### TASK OBJECTIVE
Reproduce the paddy-soil methane text below word for word, from its opening header line to its final sentence.

### SOURCE TEXT
:::::
资源环境科技发展态势分析平台

The global methane (CH₄) budget is based on a sensitive balance between methanogenesis and CH₄ oxidation (aerobic and anaerobic). The response of these processes to climate warming, however, is not quantified. This largely reflects our lack of knowledge about the temperature sensitivity (Q₁₀) of the anaerobic oxidation of CH₄ (AOM)—a ubiquitous process in soils. Based on a ¹³CH₄ labeling experiment, we determined the rate, Q₁₀ and activation energy of AOM and of methanogenesis in a paddy soil at three temperatures (5, 20, 35°C). The rates of AOM and of methanogenesis increased exponentially with temperature, whereby the AOM rate was significantly lower than methanogenesis. Both the activation energy and Q₁₀ of AOM dropped significantly from 5–20 to 20–35°C, indicating that AOM is a highly temperature-dependent microbial process. Nonetheless, the Q₁₀ of AOM and of methanogenesis were similar at 5–35°C, implying a comparable temperature dependence of AOM and methanogenesis in paddy soil. The continuous increase of AOM Q₁₀ over the 28-day experiment reflects the successive utilization of electron acceptors according to their thermodynamic efficiency. The basic constant for Q₁₀ of AOM was calculated to be 0.1 units for each 3.2 kJ mol⁻¹ increase of activation energy. We estimate the AOM in paddy soils to consume 2.2~5.5 Tg CH₄ per year on a global scale. Considering these results in conjunction with literature data, the terrestrial AOM in total consumes ~30% of overall CH₄ production. Our data corroborate a similar Q₁₀ of AOM and methanogenesis. As the rate of AOM in paddy soils is lower than methanogenesis, however, it will not fully compensate for an increased methane production under climate warming.
:::::
### ENTRIES PROVIDED
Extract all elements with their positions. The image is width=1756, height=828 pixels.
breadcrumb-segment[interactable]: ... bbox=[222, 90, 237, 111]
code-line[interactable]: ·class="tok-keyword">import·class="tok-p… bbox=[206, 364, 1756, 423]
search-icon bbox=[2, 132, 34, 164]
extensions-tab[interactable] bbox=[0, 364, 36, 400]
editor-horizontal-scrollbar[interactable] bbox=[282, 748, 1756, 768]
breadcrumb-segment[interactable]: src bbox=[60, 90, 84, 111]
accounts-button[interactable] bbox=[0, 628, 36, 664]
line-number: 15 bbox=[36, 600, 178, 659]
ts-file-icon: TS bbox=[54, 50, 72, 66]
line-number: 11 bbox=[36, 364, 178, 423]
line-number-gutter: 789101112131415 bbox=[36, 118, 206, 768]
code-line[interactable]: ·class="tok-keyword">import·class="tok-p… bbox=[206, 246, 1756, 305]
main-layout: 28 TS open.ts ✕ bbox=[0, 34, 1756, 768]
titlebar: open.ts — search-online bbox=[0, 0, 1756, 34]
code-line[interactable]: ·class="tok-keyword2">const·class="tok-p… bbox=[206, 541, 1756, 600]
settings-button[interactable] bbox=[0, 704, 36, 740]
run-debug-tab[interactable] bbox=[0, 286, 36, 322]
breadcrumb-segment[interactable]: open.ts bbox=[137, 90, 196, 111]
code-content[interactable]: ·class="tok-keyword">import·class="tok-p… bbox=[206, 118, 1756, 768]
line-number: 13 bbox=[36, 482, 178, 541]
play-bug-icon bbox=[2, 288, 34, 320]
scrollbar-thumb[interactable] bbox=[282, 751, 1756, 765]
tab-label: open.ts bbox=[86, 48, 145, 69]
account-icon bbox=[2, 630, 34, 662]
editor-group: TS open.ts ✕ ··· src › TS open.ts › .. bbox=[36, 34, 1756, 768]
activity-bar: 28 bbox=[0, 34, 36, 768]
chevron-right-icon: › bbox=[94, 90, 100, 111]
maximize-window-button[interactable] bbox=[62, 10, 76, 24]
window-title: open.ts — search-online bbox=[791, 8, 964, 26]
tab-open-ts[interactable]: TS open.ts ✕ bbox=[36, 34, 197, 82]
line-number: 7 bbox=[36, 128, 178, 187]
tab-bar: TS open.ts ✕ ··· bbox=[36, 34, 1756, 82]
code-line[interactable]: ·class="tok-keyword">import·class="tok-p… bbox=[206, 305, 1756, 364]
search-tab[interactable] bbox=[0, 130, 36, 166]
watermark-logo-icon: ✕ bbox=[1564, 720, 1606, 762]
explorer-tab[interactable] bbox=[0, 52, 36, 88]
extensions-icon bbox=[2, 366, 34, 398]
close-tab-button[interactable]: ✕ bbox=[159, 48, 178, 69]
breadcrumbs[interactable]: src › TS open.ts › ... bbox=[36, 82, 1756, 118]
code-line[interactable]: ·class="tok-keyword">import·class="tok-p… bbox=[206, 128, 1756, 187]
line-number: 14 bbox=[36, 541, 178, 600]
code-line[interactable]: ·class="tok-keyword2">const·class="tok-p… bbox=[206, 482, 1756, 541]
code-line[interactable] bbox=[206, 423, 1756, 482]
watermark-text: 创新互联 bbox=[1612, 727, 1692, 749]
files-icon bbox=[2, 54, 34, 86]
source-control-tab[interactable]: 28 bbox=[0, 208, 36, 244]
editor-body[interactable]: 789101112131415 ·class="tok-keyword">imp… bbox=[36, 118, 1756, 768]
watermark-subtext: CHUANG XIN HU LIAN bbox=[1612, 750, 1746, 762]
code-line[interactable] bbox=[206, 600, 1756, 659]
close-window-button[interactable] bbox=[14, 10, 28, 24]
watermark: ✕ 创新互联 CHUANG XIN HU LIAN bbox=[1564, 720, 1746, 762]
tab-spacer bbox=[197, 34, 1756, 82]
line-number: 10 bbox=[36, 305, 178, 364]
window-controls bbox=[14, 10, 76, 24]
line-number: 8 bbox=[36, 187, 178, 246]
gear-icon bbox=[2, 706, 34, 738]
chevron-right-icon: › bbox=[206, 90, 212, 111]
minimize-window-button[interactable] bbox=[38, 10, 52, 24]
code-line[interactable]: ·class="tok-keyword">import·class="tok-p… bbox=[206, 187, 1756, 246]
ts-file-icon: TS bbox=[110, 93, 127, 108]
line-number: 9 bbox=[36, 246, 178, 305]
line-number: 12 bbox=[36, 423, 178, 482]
:::::
### SOLUTION TO THIS TASK
资源环境科技发展态势分析平台

The global methane (CH₄) budget is based on a sensitive balance between methanogenesis and CH₄ oxidation (aerobic and anaerobic). The response of these processes to climate warming, however, is not quantified. This largely reflects our lack of knowledge about the temperature sensitivity (Q₁₀) of the anaerobic oxidation of CH₄ (AOM)—a ubiquitous process in soils. Based on a ¹³CH₄ labeling experiment, we determined the rate, Q₁₀ and activation energy of AOM and of methanogenesis in a paddy soil at three temperatures (5, 20, 35°C). The rates of AOM and of methanogenesis increased exponentially with temperature, whereby the AOM rate was significantly lower than methanogenesis. Both the activation energy and Q₁₀ of AOM dropped significantly from 5–20 to 20–35°C, indicating that AOM is a highly temperature-dependent microbial process. Nonetheless, the Q₁₀ of AOM and of methanogenesis were similar at 5–35°C, implying a comparable temperature dependence of AOM and methanogenesis in paddy soil. The continuous increase of AOM Q₁₀ over the 28-day experiment reflects the successive utilization of electron acceptors according to their thermodynamic efficiency. The basic constant for Q₁₀ of AOM was calculated to be 0.1 units for each 3.2 kJ mol⁻¹ increase of activation energy. We estimate the AOM in paddy soils to consume 2.2~5.5 Tg CH₄ per year on a global scale. Considering these results in conjunction with literature data, the terrestrial AOM in total consumes ~30% of overall CH₄ production. Our data corroborate a similar Q₁₀ of AOM and methanogenesis. As the rate of AOM in paddy soils is lower than methanogenesis, however, it will not fully compensate for an increased methane production under climate warming.